YOUR OBJECTIVE: Please reproduce verbatim the part of the rows below that opens with the line containing "544, 593, 563]" and closes with the line containing "758, 881, 777]", including both of those lines and nothing else.

RAW DATA:
╭──

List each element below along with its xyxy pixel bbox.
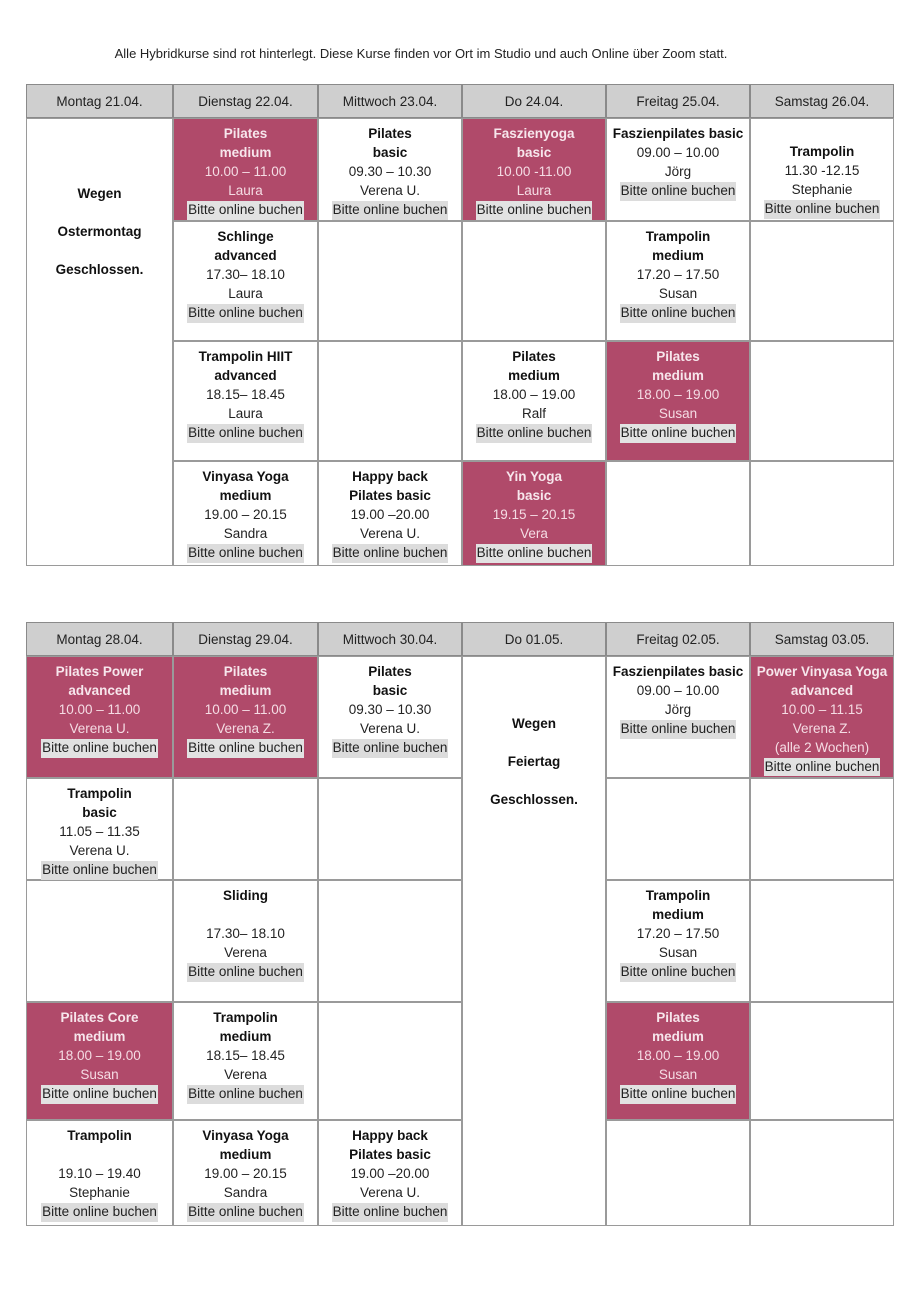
book-online-link[interactable]: Bitte online buchen [476, 544, 593, 563]
course-detail: medium [652, 1028, 704, 1044]
empty-cell [318, 778, 462, 880]
course-cell [318, 656, 462, 778]
day-header: Montag 28.04. [26, 622, 173, 656]
course-cell [173, 461, 318, 566]
course-title: Pilates Power [55, 664, 144, 679]
course-detail: basic [516, 144, 552, 160]
course-title: Happy back [352, 1128, 428, 1143]
course-detail: 19.00 –20.00 [350, 1165, 430, 1181]
closed-notice-line: Ostermontag [57, 224, 142, 239]
course-detail: Jörg [664, 701, 692, 717]
empty-cell [318, 1002, 462, 1120]
course-cell [26, 1002, 173, 1120]
course-detail: (alle 2 Wochen) [774, 739, 870, 755]
course-detail: Ralf [521, 405, 546, 421]
empty-cell [318, 221, 462, 341]
course-detail: 09.00 – 10.00 [636, 144, 720, 160]
course-detail: medium [73, 1028, 126, 1044]
course-detail: 17.20 – 17.50 [636, 925, 720, 941]
empty-cell [173, 778, 318, 880]
closed-notice-line: Geschlossen. [55, 262, 144, 277]
book-online-link[interactable]: Bitte online buchen [764, 200, 881, 219]
book-online-link[interactable]: Bitte online buchen [187, 424, 304, 443]
empty-cell [318, 880, 462, 1002]
empty-cell [318, 341, 462, 461]
course-detail: Stephanie [791, 181, 853, 197]
course-detail: 17.30– 18.10 [206, 266, 285, 282]
hybrid-note: Alle Hybridkurse sind rot hinterlegt. Diese Kurse finden vor Ort im Studio und auch Online über Zoom statt. [114, 46, 728, 61]
book-online-link[interactable]: Bitte online buchen [764, 758, 881, 777]
book-online-link[interactable]: Bitte online buchen [187, 963, 304, 982]
course-detail: 17.20 – 17.50 [636, 266, 720, 282]
empty-cell [750, 1002, 894, 1120]
course-detail: 10.00 -11.00 [496, 163, 572, 179]
course-detail: Laura [228, 405, 263, 421]
course-detail: 19.15 – 20.15 [492, 506, 576, 522]
course-title: Faszienpilates basic [612, 664, 744, 679]
course-cell [318, 1120, 462, 1226]
course-detail: 19.10 – 19.40 [58, 1165, 141, 1181]
course-title: Vinyasa Yoga [202, 469, 289, 484]
day-header: Dienstag 22.04. [173, 84, 318, 118]
course-cell [173, 341, 318, 461]
course-detail: 18.00 – 19.00 [636, 386, 720, 402]
course-detail: basic [82, 804, 117, 820]
course-detail: medium [652, 367, 704, 383]
course-cell [173, 118, 318, 221]
course-detail: medium [219, 682, 272, 698]
book-online-link[interactable]: Bitte online buchen [41, 1203, 158, 1222]
empty-cell [750, 461, 894, 566]
course-cell [606, 656, 750, 778]
course-detail: 19.00 – 20.15 [204, 1165, 287, 1181]
day-header: Samstag 03.05. [750, 622, 894, 656]
book-online-link[interactable]: Bitte online buchen [620, 182, 737, 201]
course-title: Trampolin HIIT [198, 349, 293, 364]
course-cell [173, 880, 318, 1002]
empty-cell [606, 1120, 750, 1226]
course-cell [606, 880, 750, 1002]
course-title: Faszienpilates basic [612, 126, 744, 141]
course-detail: Verena Z. [216, 720, 275, 736]
course-detail: 09.00 – 10.00 [636, 682, 720, 698]
course-detail: 11.05 – 11.35 [59, 823, 140, 839]
course-detail: 18.00 – 19.00 [492, 386, 576, 402]
course-title: Pilates [512, 349, 556, 364]
book-online-link[interactable]: Bitte online buchen [187, 1203, 304, 1222]
day-header: Mittwoch 23.04. [318, 84, 462, 118]
course-detail: 10.00 – 11.00 [58, 701, 141, 717]
course-detail: medium [508, 367, 560, 383]
course-detail: medium [219, 1028, 272, 1044]
empty-cell [750, 221, 894, 341]
course-detail: 17.30– 18.10 [206, 925, 285, 941]
course-cell [173, 1120, 318, 1226]
closed-notice-line: Feiertag [507, 754, 561, 769]
course-detail: basic [372, 682, 408, 698]
book-online-link[interactable]: Bitte online buchen [620, 720, 737, 739]
course-detail: Verena U. [359, 720, 421, 736]
course-detail: 11.30 -12.15 [784, 162, 860, 178]
empty-cell [606, 778, 750, 880]
schedule-week-1 [26, 84, 894, 566]
course-detail: Verena U. [69, 842, 130, 858]
course-title: Faszienyoga [493, 126, 575, 141]
course-detail: Sandra [223, 1184, 268, 1200]
closed-notice [462, 656, 606, 1226]
empty-cell [606, 461, 750, 566]
book-online-link[interactable]: Bitte online buchen [332, 544, 449, 563]
course-detail: Sandra [223, 525, 268, 541]
day-header: Do 24.04. [462, 84, 606, 118]
course-detail: advanced [214, 367, 277, 383]
course-detail: advanced [68, 682, 131, 698]
course-cell [173, 656, 318, 778]
course-title: Pilates [223, 126, 268, 141]
course-detail: Pilates basic [349, 487, 431, 503]
course-detail: Stephanie [69, 1184, 130, 1200]
empty-cell [26, 880, 173, 1002]
course-detail: Jörg [664, 163, 692, 179]
course-title: Pilates [656, 349, 700, 364]
course-detail: Laura [228, 285, 263, 301]
book-online-link[interactable]: Bitte online buchen [620, 424, 737, 443]
closed-notice-line: Geschlossen. [490, 792, 578, 807]
course-cell [318, 461, 462, 566]
course-cell [462, 118, 606, 221]
book-online-link[interactable]: Bitte online buchen [41, 739, 158, 758]
course-title: Power Vinyasa Yoga [756, 664, 888, 679]
course-detail: medium [219, 1146, 272, 1162]
course-cell [606, 118, 750, 221]
book-online-link[interactable]: Bitte online buchen [41, 861, 158, 880]
course-title: Trampolin [67, 786, 132, 801]
course-title: Pilates [368, 664, 412, 679]
empty-cell [750, 880, 894, 1002]
book-online-link[interactable]: Bitte online buchen [187, 304, 304, 323]
book-online-link[interactable]: Bitte online buchen [332, 201, 449, 220]
course-title: Yin Yoga [505, 469, 562, 484]
empty-cell [462, 221, 606, 341]
book-online-link[interactable]: Bitte online buchen [620, 1085, 737, 1104]
course-title: Pilates Core [60, 1010, 139, 1025]
course-title: Trampolin [789, 144, 855, 159]
course-title: Trampolin [67, 1128, 132, 1143]
course-title: Trampolin [645, 229, 711, 244]
course-cell [750, 118, 894, 221]
course-detail: Susan [658, 1066, 698, 1082]
course-detail: advanced [790, 682, 854, 698]
book-online-link[interactable]: Bitte online buchen [620, 304, 737, 323]
course-cell [173, 1002, 318, 1120]
course-detail: Verena U. [359, 1184, 421, 1200]
course-detail: medium [219, 487, 272, 503]
course-cell [26, 778, 173, 880]
course-detail: basic [372, 144, 408, 160]
course-detail: 18.15– 18.45 [206, 1047, 285, 1063]
course-detail: 09.30 – 10.30 [348, 701, 432, 717]
day-header: Montag 21.04. [26, 84, 173, 118]
course-detail: 10.00 – 11.00 [204, 163, 287, 179]
course-cell [26, 1120, 173, 1226]
course-cell [26, 656, 173, 778]
course-title: Trampolin [645, 888, 711, 903]
course-detail: medium [219, 144, 272, 160]
course-detail: Verena U. [359, 182, 421, 198]
empty-cell [750, 778, 894, 880]
course-cell [462, 461, 606, 566]
day-header: Freitag 02.05. [606, 622, 750, 656]
course-detail: Verena [224, 1066, 267, 1082]
day-header: Do 01.05. [462, 622, 606, 656]
day-header: Dienstag 29.04. [173, 622, 318, 656]
book-online-link[interactable]: Bitte online buchen [620, 963, 737, 982]
book-online-link[interactable]: Bitte online buchen [187, 544, 304, 563]
course-cell [462, 341, 606, 461]
course-detail: Verena [224, 944, 267, 960]
course-detail: Vera [520, 525, 548, 541]
day-header: Samstag 26.04. [750, 84, 894, 118]
course-detail: Verena Z. [792, 720, 852, 736]
day-header: Freitag 25.04. [606, 84, 750, 118]
course-detail: Laura [228, 182, 263, 198]
course-title: Vinyasa Yoga [202, 1128, 289, 1143]
course-detail: 18.00 – 19.00 [58, 1047, 141, 1063]
course-cell [318, 118, 462, 221]
course-detail: 10.00 – 11.15 [781, 701, 863, 717]
book-online-link[interactable]: Bitte online buchen [187, 739, 304, 758]
course-detail: Laura [516, 182, 552, 198]
course-cell [606, 341, 750, 461]
course-detail: basic [516, 487, 552, 503]
course-cell [173, 221, 318, 341]
course-detail: medium [652, 247, 704, 263]
course-title: Pilates [368, 126, 412, 141]
course-detail: 10.00 – 11.00 [204, 701, 287, 717]
schedule-week-2 [26, 622, 894, 1226]
course-title: Happy back [352, 469, 428, 484]
course-detail: Verena U. [69, 720, 130, 736]
course-title: Pilates [656, 1010, 700, 1025]
course-detail: Susan [658, 405, 698, 421]
book-online-link[interactable]: Bitte online buchen [187, 1085, 304, 1104]
course-detail: 09.30 – 10.30 [348, 163, 432, 179]
closed-notice-line: Wegen [511, 716, 556, 731]
empty-cell [750, 1120, 894, 1226]
book-online-link[interactable]: Bitte online buchen [41, 1085, 158, 1104]
course-detail: 18.15– 18.45 [206, 386, 285, 402]
course-title: Sliding [223, 888, 268, 903]
course-detail: Susan [80, 1066, 119, 1082]
course-detail: advanced [214, 247, 277, 263]
closed-notice [26, 118, 173, 566]
closed-notice-line: Wegen [77, 186, 122, 201]
course-detail: medium [652, 906, 704, 922]
day-header: Mittwoch 30.04. [318, 622, 462, 656]
course-detail: Susan [658, 944, 698, 960]
book-online-link[interactable]: Bitte online buchen [332, 1203, 449, 1222]
book-online-link[interactable]: Bitte online buchen [476, 201, 593, 220]
empty-cell [750, 341, 894, 461]
course-detail: Susan [658, 285, 698, 301]
course-title: Schlinge [217, 229, 274, 244]
course-detail: Verena U. [359, 525, 421, 541]
course-cell [606, 1002, 750, 1120]
course-cell [750, 656, 894, 778]
book-online-link[interactable]: Bitte online buchen [476, 424, 593, 443]
course-title: Pilates [223, 664, 268, 679]
course-detail: 18.00 – 19.00 [636, 1047, 720, 1063]
course-detail: Pilates basic [349, 1146, 431, 1162]
book-online-link[interactable]: Bitte online buchen [332, 739, 449, 758]
course-detail: 19.00 – 20.15 [204, 506, 287, 522]
course-detail: 19.00 –20.00 [350, 506, 430, 522]
course-title: Trampolin [213, 1010, 278, 1025]
course-cell [606, 221, 750, 341]
book-online-link[interactable]: Bitte online buchen [187, 201, 304, 220]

╰──

SOLUTION TO THE PROBLEM:
book-online-link[interactable]: Bitte online buchen [476, 544, 593, 563]
course-detail: medium [652, 1028, 704, 1044]
empty-cell [318, 778, 462, 880]
course-cell [318, 656, 462, 778]
day-header: Montag 28.04. [26, 622, 173, 656]
course-cell [173, 461, 318, 566]
course-title: Pilates Power [55, 664, 144, 679]
course-detail: basic [516, 144, 552, 160]
course-title: Happy back [352, 1128, 428, 1143]
course-detail: 19.00 –20.00 [350, 1165, 430, 1181]
closed-notice-line: Ostermontag [57, 224, 142, 239]
course-detail: Jörg [664, 701, 692, 717]
empty-cell [318, 1002, 462, 1120]
course-cell [26, 1002, 173, 1120]
course-detail: (alle 2 Wochen) [774, 739, 870, 755]
course-detail: Ralf [521, 405, 546, 421]
empty-cell [318, 221, 462, 341]
course-detail: 09.00 – 10.00 [636, 144, 720, 160]
course-detail: medium [73, 1028, 126, 1044]
course-detail: 17.20 – 17.50 [636, 925, 720, 941]
empty-cell [173, 778, 318, 880]
closed-notice-line: Geschlossen. [55, 262, 144, 277]
book-online-link[interactable]: Bitte online buchen [764, 200, 881, 219]
book-online-link[interactable]: Bitte online buchen [187, 424, 304, 443]
empty-cell [318, 880, 462, 1002]
empty-cell [318, 341, 462, 461]
course-detail: Stephanie [791, 181, 853, 197]
course-detail: 17.30– 18.10 [206, 266, 285, 282]
hybrid-note: Alle Hybridkurse sind rot hinterlegt. Diese Kurse finden vor Ort im Studio und auch Online über Zoom statt. [114, 46, 728, 61]
book-online-link[interactable]: Bitte online buchen [764, 758, 881, 777]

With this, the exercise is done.